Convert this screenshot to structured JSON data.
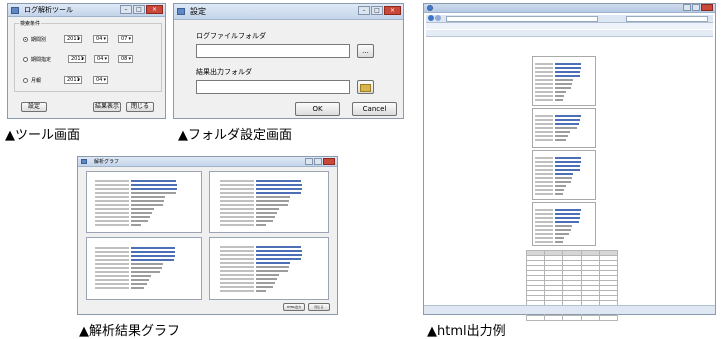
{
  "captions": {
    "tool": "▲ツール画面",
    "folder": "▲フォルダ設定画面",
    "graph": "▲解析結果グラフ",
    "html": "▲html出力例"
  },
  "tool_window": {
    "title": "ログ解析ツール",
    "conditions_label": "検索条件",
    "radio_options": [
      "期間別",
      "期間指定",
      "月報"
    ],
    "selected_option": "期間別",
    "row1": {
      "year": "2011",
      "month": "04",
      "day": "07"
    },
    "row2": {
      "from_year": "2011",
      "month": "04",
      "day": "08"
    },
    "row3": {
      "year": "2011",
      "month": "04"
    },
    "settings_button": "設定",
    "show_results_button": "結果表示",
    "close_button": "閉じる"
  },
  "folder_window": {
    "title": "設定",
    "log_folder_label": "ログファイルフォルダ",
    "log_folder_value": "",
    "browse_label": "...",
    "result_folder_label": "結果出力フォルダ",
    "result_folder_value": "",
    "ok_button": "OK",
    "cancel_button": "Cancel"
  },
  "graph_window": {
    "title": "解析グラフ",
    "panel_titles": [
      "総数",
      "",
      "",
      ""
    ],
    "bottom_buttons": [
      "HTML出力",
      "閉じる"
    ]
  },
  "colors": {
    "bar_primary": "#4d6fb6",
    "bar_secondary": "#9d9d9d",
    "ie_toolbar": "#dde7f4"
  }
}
^^^^^^^^^^^^^^^^
(Instructions to follow): Repeat the data exactly in full, omitting its pictures.

(Final result):
Convert this screenshot to structured JSON data.
{
  "captions": {
    "tool": "▲ツール画面",
    "folder": "▲フォルダ設定画面",
    "graph": "▲解析結果グラフ",
    "html": "▲html出力例"
  },
  "tool_window": {
    "title": "ログ解析ツール",
    "conditions_label": "検索条件",
    "radio_options": [
      "期間別",
      "期間指定",
      "月報"
    ],
    "selected_option": "期間別",
    "row1": {
      "year": "2011",
      "month": "04",
      "day": "07"
    },
    "row2": {
      "from_year": "2011",
      "month": "04",
      "day": "08"
    },
    "row3": {
      "year": "2011",
      "month": "04"
    },
    "settings_button": "設定",
    "show_results_button": "結果表示",
    "close_button": "閉じる"
  },
  "folder_window": {
    "title": "設定",
    "log_folder_label": "ログファイルフォルダ",
    "log_folder_value": "",
    "browse_label": "...",
    "result_folder_label": "結果出力フォルダ",
    "result_folder_value": "",
    "ok_button": "OK",
    "cancel_button": "Cancel"
  },
  "graph_window": {
    "title": "解析グラフ",
    "panel_titles": [
      "総数",
      "",
      "",
      ""
    ],
    "bottom_buttons": [
      "HTML出力",
      "閉じる"
    ]
  },
  "colors": {
    "bar_primary": "#4d6fb6",
    "bar_secondary": "#9d9d9d",
    "ie_toolbar": "#dde7f4"
  }
}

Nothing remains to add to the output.